YOUR OBJECTIVE
Check each line of the records below and collect those holding "large".

DATA EXTRACT

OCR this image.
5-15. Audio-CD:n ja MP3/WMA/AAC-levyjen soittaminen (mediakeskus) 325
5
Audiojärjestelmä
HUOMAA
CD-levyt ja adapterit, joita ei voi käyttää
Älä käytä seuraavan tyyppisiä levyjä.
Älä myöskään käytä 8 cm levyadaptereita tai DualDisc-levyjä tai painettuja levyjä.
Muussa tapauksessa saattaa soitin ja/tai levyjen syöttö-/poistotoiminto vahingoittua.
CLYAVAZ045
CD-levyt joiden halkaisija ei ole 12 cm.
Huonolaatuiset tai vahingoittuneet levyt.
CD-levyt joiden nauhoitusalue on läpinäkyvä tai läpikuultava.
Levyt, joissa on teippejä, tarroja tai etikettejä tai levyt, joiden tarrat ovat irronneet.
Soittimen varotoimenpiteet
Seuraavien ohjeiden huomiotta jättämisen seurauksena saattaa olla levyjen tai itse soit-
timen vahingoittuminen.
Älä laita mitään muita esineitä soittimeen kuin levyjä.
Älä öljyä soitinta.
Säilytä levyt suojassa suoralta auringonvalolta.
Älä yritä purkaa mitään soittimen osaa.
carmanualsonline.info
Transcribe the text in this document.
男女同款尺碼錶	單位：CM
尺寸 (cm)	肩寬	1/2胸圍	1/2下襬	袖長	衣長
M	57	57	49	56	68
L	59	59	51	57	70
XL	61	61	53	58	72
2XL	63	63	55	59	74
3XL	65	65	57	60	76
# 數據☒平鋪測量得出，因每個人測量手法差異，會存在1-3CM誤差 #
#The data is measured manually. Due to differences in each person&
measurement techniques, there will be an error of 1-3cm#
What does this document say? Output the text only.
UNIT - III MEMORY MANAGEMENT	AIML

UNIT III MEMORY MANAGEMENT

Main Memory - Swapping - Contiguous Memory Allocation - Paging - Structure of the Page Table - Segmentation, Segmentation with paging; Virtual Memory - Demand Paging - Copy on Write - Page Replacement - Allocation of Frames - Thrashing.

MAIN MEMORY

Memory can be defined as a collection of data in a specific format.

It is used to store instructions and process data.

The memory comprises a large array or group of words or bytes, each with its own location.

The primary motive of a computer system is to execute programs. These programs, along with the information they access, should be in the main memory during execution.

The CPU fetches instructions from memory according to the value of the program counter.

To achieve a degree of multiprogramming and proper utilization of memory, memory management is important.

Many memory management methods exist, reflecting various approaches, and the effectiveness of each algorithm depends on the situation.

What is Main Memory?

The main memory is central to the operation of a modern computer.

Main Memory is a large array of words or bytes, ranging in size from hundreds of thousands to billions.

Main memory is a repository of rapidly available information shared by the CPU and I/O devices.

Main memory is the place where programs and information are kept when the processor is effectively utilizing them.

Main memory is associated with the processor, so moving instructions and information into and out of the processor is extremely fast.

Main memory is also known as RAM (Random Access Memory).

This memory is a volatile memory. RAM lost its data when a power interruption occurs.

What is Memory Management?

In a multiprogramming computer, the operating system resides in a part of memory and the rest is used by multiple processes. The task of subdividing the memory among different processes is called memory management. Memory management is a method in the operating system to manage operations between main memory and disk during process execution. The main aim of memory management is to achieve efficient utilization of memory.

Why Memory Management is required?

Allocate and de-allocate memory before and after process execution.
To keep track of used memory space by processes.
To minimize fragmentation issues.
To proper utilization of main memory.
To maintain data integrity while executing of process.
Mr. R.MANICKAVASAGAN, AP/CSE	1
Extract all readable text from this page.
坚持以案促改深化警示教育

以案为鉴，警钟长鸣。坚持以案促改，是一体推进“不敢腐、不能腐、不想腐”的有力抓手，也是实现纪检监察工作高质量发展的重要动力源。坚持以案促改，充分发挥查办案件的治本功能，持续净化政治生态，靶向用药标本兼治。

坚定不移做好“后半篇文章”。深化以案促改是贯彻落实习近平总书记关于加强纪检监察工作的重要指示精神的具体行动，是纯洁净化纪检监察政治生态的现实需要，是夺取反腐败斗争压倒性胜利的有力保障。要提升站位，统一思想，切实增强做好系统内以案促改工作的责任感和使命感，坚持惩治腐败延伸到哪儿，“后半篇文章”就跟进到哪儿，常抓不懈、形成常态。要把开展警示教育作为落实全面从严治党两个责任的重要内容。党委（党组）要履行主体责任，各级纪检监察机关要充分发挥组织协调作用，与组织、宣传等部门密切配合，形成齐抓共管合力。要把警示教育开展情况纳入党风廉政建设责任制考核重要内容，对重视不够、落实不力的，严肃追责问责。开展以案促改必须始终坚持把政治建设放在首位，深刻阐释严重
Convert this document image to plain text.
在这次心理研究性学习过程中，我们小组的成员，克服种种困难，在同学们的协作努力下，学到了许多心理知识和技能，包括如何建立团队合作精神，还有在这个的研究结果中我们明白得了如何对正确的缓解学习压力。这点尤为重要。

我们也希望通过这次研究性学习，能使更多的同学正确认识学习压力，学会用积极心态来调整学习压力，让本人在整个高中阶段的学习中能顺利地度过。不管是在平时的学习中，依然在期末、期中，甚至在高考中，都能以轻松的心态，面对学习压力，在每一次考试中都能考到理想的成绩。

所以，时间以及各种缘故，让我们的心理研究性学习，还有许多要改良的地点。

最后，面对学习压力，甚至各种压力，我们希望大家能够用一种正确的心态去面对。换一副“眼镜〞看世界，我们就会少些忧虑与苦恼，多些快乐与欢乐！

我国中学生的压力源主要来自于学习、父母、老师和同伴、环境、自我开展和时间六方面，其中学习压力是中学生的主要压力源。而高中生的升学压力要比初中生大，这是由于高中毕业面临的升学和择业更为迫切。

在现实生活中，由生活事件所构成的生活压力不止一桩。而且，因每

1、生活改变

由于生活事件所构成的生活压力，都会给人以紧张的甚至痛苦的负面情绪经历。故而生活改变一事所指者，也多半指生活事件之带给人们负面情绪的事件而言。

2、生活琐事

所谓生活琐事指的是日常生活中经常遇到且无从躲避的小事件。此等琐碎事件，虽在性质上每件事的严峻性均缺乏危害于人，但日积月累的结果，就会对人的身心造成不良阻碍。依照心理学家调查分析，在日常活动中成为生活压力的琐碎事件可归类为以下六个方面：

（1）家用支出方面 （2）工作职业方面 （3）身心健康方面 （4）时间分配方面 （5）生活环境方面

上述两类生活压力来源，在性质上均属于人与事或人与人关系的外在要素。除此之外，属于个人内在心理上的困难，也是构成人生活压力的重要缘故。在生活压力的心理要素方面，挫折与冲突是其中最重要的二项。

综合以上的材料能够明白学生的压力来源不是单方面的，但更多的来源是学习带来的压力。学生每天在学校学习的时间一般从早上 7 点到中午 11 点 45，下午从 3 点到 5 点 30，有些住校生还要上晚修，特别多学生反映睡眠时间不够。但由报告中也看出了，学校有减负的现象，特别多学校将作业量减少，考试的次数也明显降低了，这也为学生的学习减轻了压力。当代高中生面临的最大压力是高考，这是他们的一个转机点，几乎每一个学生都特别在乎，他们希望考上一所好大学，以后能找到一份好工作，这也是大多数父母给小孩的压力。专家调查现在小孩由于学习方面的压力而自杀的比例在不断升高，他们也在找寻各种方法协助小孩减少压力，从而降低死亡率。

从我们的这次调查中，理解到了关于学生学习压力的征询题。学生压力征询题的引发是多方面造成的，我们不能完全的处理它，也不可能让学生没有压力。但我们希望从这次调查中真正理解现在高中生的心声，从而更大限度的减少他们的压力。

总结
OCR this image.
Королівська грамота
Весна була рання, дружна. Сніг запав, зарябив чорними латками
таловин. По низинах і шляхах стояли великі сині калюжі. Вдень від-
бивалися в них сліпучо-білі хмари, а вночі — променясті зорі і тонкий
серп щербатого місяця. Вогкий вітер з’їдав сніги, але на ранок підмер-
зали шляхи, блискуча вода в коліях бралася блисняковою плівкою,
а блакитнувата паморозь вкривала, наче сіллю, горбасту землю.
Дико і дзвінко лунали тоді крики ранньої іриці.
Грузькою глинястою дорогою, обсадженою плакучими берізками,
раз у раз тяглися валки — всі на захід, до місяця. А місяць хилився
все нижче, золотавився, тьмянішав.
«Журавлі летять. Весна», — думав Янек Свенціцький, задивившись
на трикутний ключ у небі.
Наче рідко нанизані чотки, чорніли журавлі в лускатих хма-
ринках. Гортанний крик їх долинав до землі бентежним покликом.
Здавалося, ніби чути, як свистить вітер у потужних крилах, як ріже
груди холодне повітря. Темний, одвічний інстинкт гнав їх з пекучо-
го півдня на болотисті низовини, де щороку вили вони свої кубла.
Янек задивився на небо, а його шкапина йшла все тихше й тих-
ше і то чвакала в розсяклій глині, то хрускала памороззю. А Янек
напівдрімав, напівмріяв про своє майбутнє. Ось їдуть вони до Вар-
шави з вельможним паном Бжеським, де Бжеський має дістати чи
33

FINISHED ANSWER
The memory comprises a large array or group of words or bytes, each with its own location.
Main Memory is a large array of words or bytes, ranging in size from hundreds of thousands to billions.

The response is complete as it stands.